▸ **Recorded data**
§

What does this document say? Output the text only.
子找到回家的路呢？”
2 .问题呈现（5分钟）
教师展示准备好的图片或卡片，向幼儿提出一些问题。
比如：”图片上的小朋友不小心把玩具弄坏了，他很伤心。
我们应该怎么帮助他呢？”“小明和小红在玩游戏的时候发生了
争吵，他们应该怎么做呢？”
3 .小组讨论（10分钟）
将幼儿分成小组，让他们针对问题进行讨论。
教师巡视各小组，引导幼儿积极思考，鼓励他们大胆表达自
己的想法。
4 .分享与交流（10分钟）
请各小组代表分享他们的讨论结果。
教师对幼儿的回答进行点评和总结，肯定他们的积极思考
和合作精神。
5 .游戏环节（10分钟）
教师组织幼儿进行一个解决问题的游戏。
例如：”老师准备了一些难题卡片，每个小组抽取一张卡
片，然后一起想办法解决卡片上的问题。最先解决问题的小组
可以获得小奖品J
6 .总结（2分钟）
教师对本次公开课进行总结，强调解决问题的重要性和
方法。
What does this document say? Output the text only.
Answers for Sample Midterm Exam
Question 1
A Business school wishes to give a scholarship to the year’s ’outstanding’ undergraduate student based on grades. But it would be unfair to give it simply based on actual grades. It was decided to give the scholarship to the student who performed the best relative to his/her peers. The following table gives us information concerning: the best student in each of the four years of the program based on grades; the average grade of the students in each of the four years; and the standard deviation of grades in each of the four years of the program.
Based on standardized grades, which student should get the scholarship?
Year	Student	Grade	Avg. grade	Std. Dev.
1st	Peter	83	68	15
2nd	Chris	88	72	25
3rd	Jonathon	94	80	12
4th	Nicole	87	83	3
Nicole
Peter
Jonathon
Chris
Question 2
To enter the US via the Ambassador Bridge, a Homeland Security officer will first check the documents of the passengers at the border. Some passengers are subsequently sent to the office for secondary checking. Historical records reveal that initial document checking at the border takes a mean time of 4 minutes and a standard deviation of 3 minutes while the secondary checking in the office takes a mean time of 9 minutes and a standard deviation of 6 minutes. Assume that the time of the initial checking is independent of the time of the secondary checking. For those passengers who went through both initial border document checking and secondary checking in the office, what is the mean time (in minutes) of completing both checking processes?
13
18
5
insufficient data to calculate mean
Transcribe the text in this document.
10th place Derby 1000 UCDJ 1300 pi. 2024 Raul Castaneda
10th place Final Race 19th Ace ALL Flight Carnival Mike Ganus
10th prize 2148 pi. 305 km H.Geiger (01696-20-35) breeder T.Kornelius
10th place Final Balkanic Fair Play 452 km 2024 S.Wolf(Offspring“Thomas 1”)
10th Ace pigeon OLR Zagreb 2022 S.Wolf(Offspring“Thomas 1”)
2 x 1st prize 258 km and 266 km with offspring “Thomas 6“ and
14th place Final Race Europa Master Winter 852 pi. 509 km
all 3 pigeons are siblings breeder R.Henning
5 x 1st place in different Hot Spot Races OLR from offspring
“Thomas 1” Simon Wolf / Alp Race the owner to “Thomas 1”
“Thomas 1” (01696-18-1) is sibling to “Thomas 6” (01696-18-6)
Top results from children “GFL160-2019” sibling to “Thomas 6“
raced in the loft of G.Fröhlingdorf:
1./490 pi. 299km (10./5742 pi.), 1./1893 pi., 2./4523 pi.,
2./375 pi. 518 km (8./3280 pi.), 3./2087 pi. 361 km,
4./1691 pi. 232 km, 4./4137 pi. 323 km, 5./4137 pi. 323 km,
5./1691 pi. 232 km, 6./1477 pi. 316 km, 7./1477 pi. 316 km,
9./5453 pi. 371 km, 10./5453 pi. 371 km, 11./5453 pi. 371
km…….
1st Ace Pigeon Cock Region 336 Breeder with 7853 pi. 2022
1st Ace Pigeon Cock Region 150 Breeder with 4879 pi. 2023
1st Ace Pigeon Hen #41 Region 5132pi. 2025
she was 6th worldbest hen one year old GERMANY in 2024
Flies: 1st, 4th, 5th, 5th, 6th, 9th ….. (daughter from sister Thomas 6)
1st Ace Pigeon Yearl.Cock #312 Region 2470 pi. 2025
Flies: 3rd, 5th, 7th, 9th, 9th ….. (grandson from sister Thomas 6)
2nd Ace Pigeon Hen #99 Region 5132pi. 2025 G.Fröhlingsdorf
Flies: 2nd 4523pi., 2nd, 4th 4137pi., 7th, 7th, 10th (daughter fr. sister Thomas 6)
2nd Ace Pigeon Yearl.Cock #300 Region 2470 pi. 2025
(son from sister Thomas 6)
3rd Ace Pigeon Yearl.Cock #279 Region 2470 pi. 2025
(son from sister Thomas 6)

§

▸ **WHAT IS REQUIRED**
Write the data from above out again, exactly.

▸ **SOLUTION FOR THIS TASK**
What does this document say? Output the text only.
子找到回家的路呢？”
2 .问题呈现（5分钟）
教师展示准备好的图片或卡片，向幼儿提出一些问题。
比如：”图片上的小朋友不小心把玩具弄坏了，他很伤心。
我们应该怎么帮助他呢？”“小明和小红在玩游戏的时候发生了
争吵，他们应该怎么做呢？”
3 .小组讨论（10分钟）
将幼儿分成小组，让他们针对问题进行讨论。
教师巡视各小组，引导幼儿积极思考，鼓励他们大胆表达自
己的想法。
4 .分享与交流（10分钟）
请各小组代表分享他们的讨论结果。
教师对幼儿的回答进行点评和总结，肯定他们的积极思考
和合作精神。
5 .游戏环节（10分钟）
教师组织幼儿进行一个解决问题的游戏。
例如：”老师准备了一些难题卡片，每个小组抽取一张卡
片，然后一起想办法解决卡片上的问题。最先解决问题的小组
可以获得小奖品J
6 .总结（2分钟）
教师对本次公开课进行总结，强调解决问题的重要性和
方法。
What does this document say? Output the text only.
Answers for Sample Midterm Exam
Question 1
A Business school wishes to give a scholarship to the year’s ’outstanding’ undergraduate student based on grades. But it would be unfair to give it simply based on actual grades. It was decided to give the scholarship to the student who performed the best relative to his/her peers. The following table gives us information concerning: the best student in each of the four years of the program based on grades; the average grade of the students in each of the four years; and the standard deviation of grades in each of the four years of the program.
Based on standardized grades, which student should get the scholarship?
Year	Student	Grade	Avg. grade	Std. Dev.
1st	Peter	83	68	15
2nd	Chris	88	72	25
3rd	Jonathon	94	80	12
4th	Nicole	87	83	3
Nicole
Peter
Jonathon
Chris
Question 2
To enter the US via the Ambassador Bridge, a Homeland Security officer will first check the documents of the passengers at the border. Some passengers are subsequently sent to the office for secondary checking. Historical records reveal that initial document checking at the border takes a mean time of 4 minutes and a standard deviation of 3 minutes while the secondary checking in the office takes a mean time of 9 minutes and a standard deviation of 6 minutes. Assume that the time of the initial checking is independent of the time of the secondary checking. For those passengers who went through both initial border document checking and secondary checking in the office, what is the mean time (in minutes) of completing both checking processes?
13
18
5
insufficient data to calculate mean
Transcribe the text in this document.
10th place Derby 1000 UCDJ 1300 pi. 2024 Raul Castaneda
10th place Final Race 19th Ace ALL Flight Carnival Mike Ganus
10th prize 2148 pi. 305 km H.Geiger (01696-20-35) breeder T.Kornelius
10th place Final Balkanic Fair Play 452 km 2024 S.Wolf(Offspring“Thomas 1”)
10th Ace pigeon OLR Zagreb 2022 S.Wolf(Offspring“Thomas 1”)
2 x 1st prize 258 km and 266 km with offspring “Thomas 6“ and
14th place Final Race Europa Master Winter 852 pi. 509 km
all 3 pigeons are siblings breeder R.Henning
5 x 1st place in different Hot Spot Races OLR from offspring
“Thomas 1” Simon Wolf / Alp Race the owner to “Thomas 1”
“Thomas 1” (01696-18-1) is sibling to “Thomas 6” (01696-18-6)
Top results from children “GFL160-2019” sibling to “Thomas 6“
raced in the loft of G.Fröhlingdorf:
1./490 pi. 299km (10./5742 pi.), 1./1893 pi., 2./4523 pi.,
2./375 pi. 518 km (8./3280 pi.), 3./2087 pi. 361 km,
4./1691 pi. 232 km, 4./4137 pi. 323 km, 5./4137 pi. 323 km,
5./1691 pi. 232 km, 6./1477 pi. 316 km, 7./1477 pi. 316 km,
9./5453 pi. 371 km, 10./5453 pi. 371 km, 11./5453 pi. 371
km…….
1st Ace Pigeon Cock Region 336 Breeder with 7853 pi. 2022
1st Ace Pigeon Cock Region 150 Breeder with 4879 pi. 2023
1st Ace Pigeon Hen #41 Region 5132pi. 2025
she was 6th worldbest hen one year old GERMANY in 2024
Flies: 1st, 4th, 5th, 5th, 6th, 9th ….. (daughter from sister Thomas 6)
1st Ace Pigeon Yearl.Cock #312 Region 2470 pi. 2025
Flies: 3rd, 5th, 7th, 9th, 9th ….. (grandson from sister Thomas 6)
2nd Ace Pigeon Hen #99 Region 5132pi. 2025 G.Fröhlingsdorf
Flies: 2nd 4523pi., 2nd, 4th 4137pi., 7th, 7th, 10th (daughter fr. sister Thomas 6)
2nd Ace Pigeon Yearl.Cock #300 Region 2470 pi. 2025
(son from sister Thomas 6)
3rd Ace Pigeon Yearl.Cock #279 Region 2470 pi. 2025
(son from sister Thomas 6)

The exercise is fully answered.